Materials provided:

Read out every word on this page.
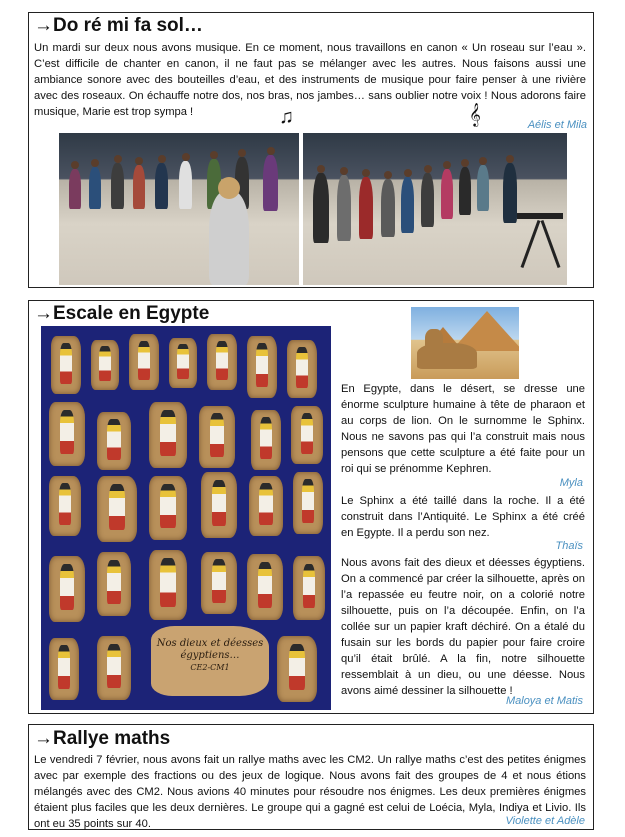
→Do ré mi fa sol…
Un mardi sur deux nous avons musique. En ce moment, nous travaillons en canon « Un roseau sur l’eau ». C’est difficile de chanter en canon, il ne faut pas se mélanger avec les autres. Nous faisons aussi une ambiance sonore avec des bouteilles d’eau, et des instruments de musique pour faire penser à une rivière avec des roseaux. On échauffe notre dos, nos bras, nos jambes… sans oublier notre voix ! Nous adorons faire musique, Marie est trop sympa !	♫	𝄞	Aélis et Mila
→Escale en Egypte
Nos dieux et déesses
égyptiens…
CE2-CM1
En Egypte, dans le désert, se dresse une énorme sculpture humaine à tête de pharaon et au corps de lion. On le surnomme le Sphinx. Nous ne savons pas qui l’a construit mais nous pensons que cette sculpture a été faite pour un roi qui se prénomme Kephren.
Myla
Le Sphinx a été taillé dans la roche. Il a été construit dans l’Antiquité. Le Sphinx a été créé en Egypte. Il a perdu son nez.
Thaïs
Nous avons fait des dieux et déesses égyptiens. On a commencé par créer la silhouette, après on l’a repassée eu feutre noir, on a colorié notre silhouette, puis on l’a découpée. Enfin, on l’a collée sur un papier kraft déchiré. On a étalé du fusain sur les bords du papier pour faire croire qu’il était brûlé. A la fin, notre silhouette ressemblait à un dieu, ou une déesse. Nous avons aimé dessiner la silhouette !
Maloya et Matis
→Rallye maths
Le vendredi 7 février, nous avons fait un rallye maths avec les CM2. Un rallye maths c’est des petites énigmes avec par exemple des fractions ou des jeux de logique. Nous avons fait des groupes de 4 et nous étions mélangés avec des CM2. Nous avions 40 minutes pour résoudre nos énigmes. Les deux premières énigmes étaient plus faciles que les deux dernières. Le groupe qui a gagné est celui de Loécia, Myla, Indiya et Livio. Ils ont eu 35 points sur 40.	Violette et Adèle
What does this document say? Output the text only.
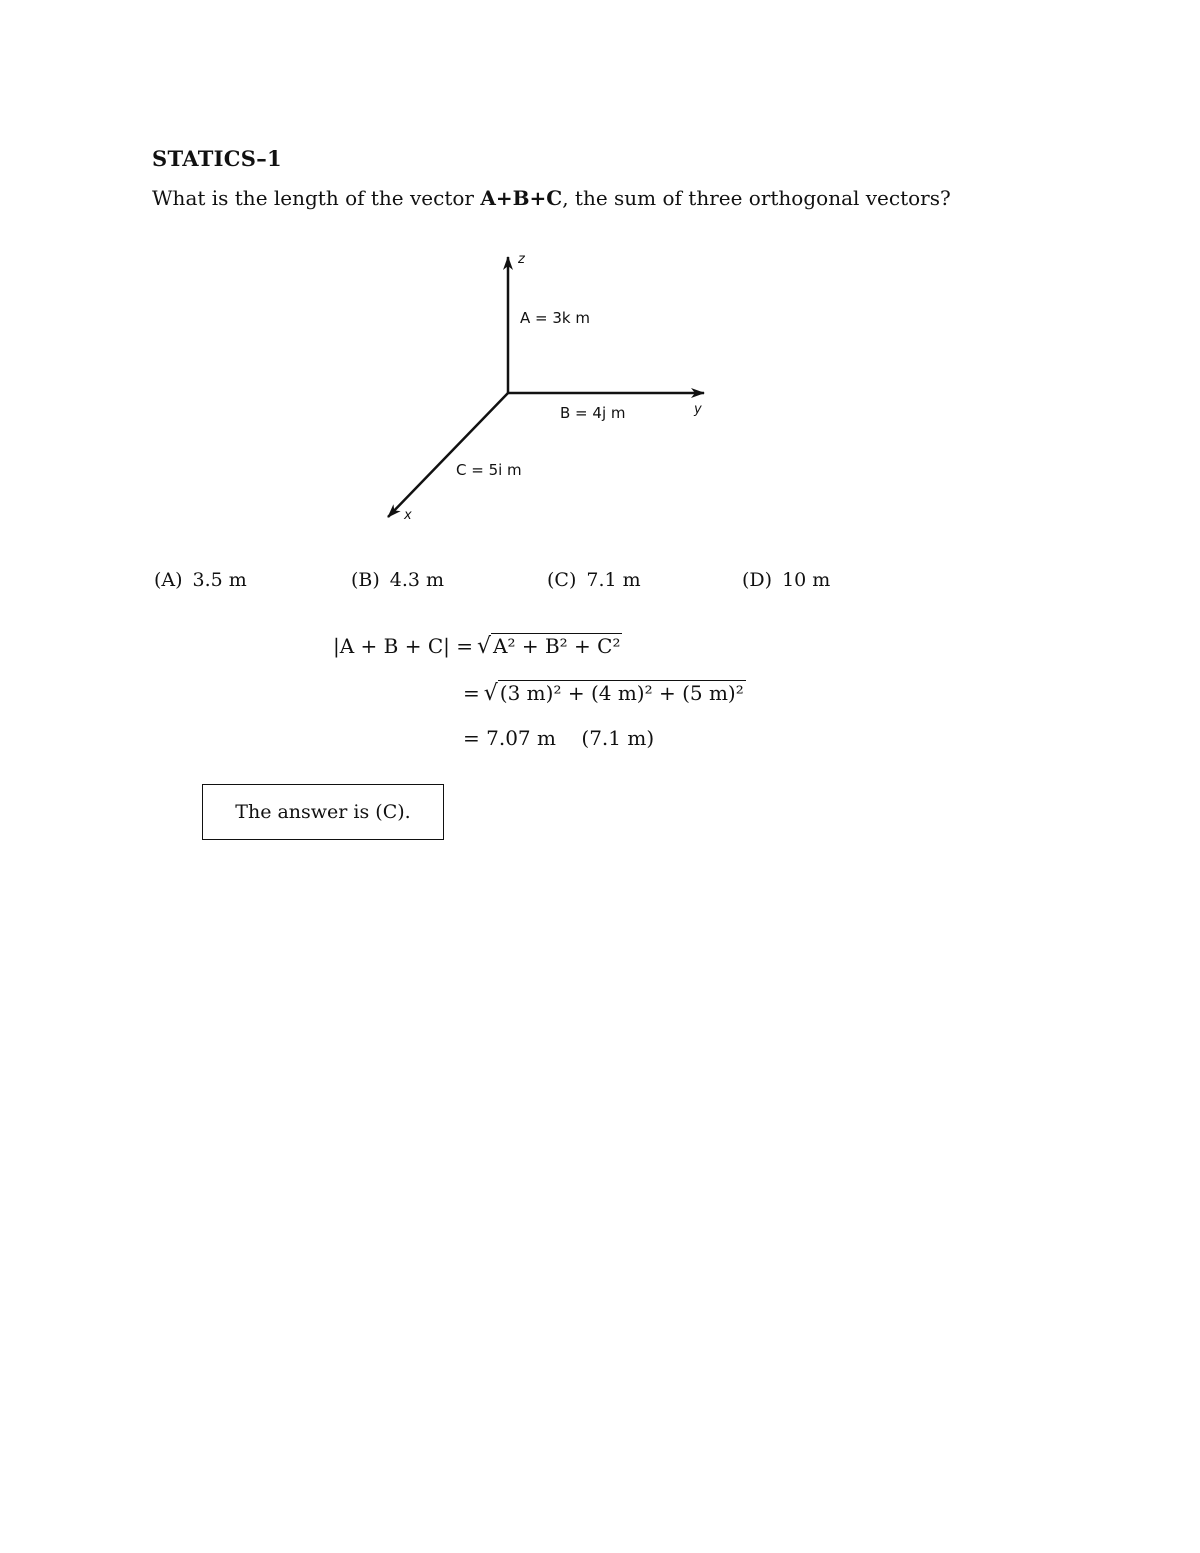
STATICS–1
What is the length of the vector A+B+C, the sum of three orthogonal vectors?
z
A = 3k m
B = 4j m	y
C = 5i m
x
(A) 3.5 m	(B) 4.3 m	(C) 7.1 m	(D) 10 m
|A + B + C| = √ A² + B² + C²
= √ (3 m)² + (4 m)² + (5 m)²
= 7.07 m    (7.1 m)
The answer is (C).
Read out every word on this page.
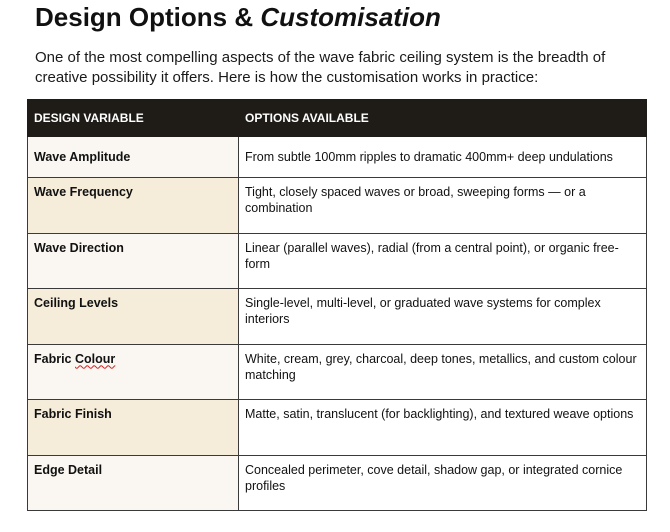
Design Options & Customisation

One of the most compelling aspects of the wave fabric ceiling system is the breadth of creative possibility it offers. Here is how the customisation works in practice:

DESIGN VARIABLE	OPTIONS AVAILABLE
Wave Amplitude	From subtle 100mm ripples to dramatic 400mm+ deep undulations
Wave Frequency	Tight, closely spaced waves or broad, sweeping forms — or a combination
Wave Direction	Linear (parallel waves), radial (from a central point), or organic free-form
Ceiling Levels	Single-level, multi-level, or graduated wave systems for complex interiors
Fabric Colour	White, cream, grey, charcoal, deep tones, metallics, and custom colour matching
Fabric Finish	Matte, satin, translucent (for backlighting), and textured weave options
Edge Detail	Concealed perimeter, cove detail, shadow gap, or integrated cornice profiles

What to do:
Retype each line of the listing above word for word. Exclude the pictures.

Solved exercise:
Read out every word on this page.
→Do ré mi fa sol…
Un mardi sur deux nous avons musique. En ce moment, nous travaillons en canon « Un roseau sur l’eau ». C’est difficile de chanter en canon, il ne faut pas se mélanger avec les autres. Nous faisons aussi une ambiance sonore avec des bouteilles d’eau, et des instruments de musique pour faire penser à une rivière avec des roseaux. On échauffe notre dos, nos bras, nos jambes… sans oublier notre voix ! Nous adorons faire musique, Marie est trop sympa !	♫	𝄞	Aélis et Mila
→Escale en Egypte
Nos dieux et déesses
égyptiens…
CE2-CM1
En Egypte, dans le désert, se dresse une énorme sculpture humaine à tête de pharaon et au corps de lion. On le surnomme le Sphinx. Nous ne savons pas qui l’a construit mais nous pensons que cette sculpture a été faite pour un roi qui se prénomme Kephren.
Myla
Le Sphinx a été taillé dans la roche. Il a été construit dans l’Antiquité. Le Sphinx a été créé en Egypte. Il a perdu son nez.
Thaïs
Nous avons fait des dieux et déesses égyptiens. On a commencé par créer la silhouette, après on l’a repassée eu feutre noir, on a colorié notre silhouette, puis on l’a découpée. Enfin, on l’a collée sur un papier kraft déchiré. On a étalé du fusain sur les bords du papier pour faire croire qu’il était brûlé. A la fin, notre silhouette ressemblait à un dieu, ou une déesse. Nous avons aimé dessiner la silhouette !
Maloya et Matis
→Rallye maths
Le vendredi 7 février, nous avons fait un rallye maths avec les CM2. Un rallye maths c’est des petites énigmes avec par exemple des fractions ou des jeux de logique. Nous avons fait des groupes de 4 et nous étions mélangés avec des CM2. Nous avions 40 minutes pour résoudre nos énigmes. Les deux premières énigmes étaient plus faciles que les deux dernières. Le groupe qui a gagné est celui de Loécia, Myla, Indiya et Livio. Ils ont eu 35 points sur 40.	Violette et Adèle
What does this document say? Output the text only.
STATICS–1
What is the length of the vector A+B+C, the sum of three orthogonal vectors?
z
A = 3k m
B = 4j m	y
C = 5i m
x
(A) 3.5 m	(B) 4.3 m	(C) 7.1 m	(D) 10 m
|A + B + C| = √ A² + B² + C²
= √ (3 m)² + (4 m)² + (5 m)²
= 7.07 m    (7.1 m)
The answer is (C).
Read out every word on this page.
Design Options & Customisation

One of the most compelling aspects of the wave fabric ceiling system is the breadth of creative possibility it offers. Here is how the customisation works in practice:

DESIGN VARIABLE	OPTIONS AVAILABLE
Wave Amplitude	From subtle 100mm ripples to dramatic 400mm+ deep undulations
Wave Frequency	Tight, closely spaced waves or broad, sweeping forms — or a combination
Wave Direction	Linear (parallel waves), radial (from a central point), or organic free-form
Ceiling Levels	Single-level, multi-level, or graduated wave systems for complex interiors
Fabric Colour	White, cream, grey, charcoal, deep tones, metallics, and custom colour matching
Fabric Finish	Matte, satin, translucent (for backlighting), and textured weave options
Edge Detail	Concealed perimeter, cove detail, shadow gap, or integrated cornice profiles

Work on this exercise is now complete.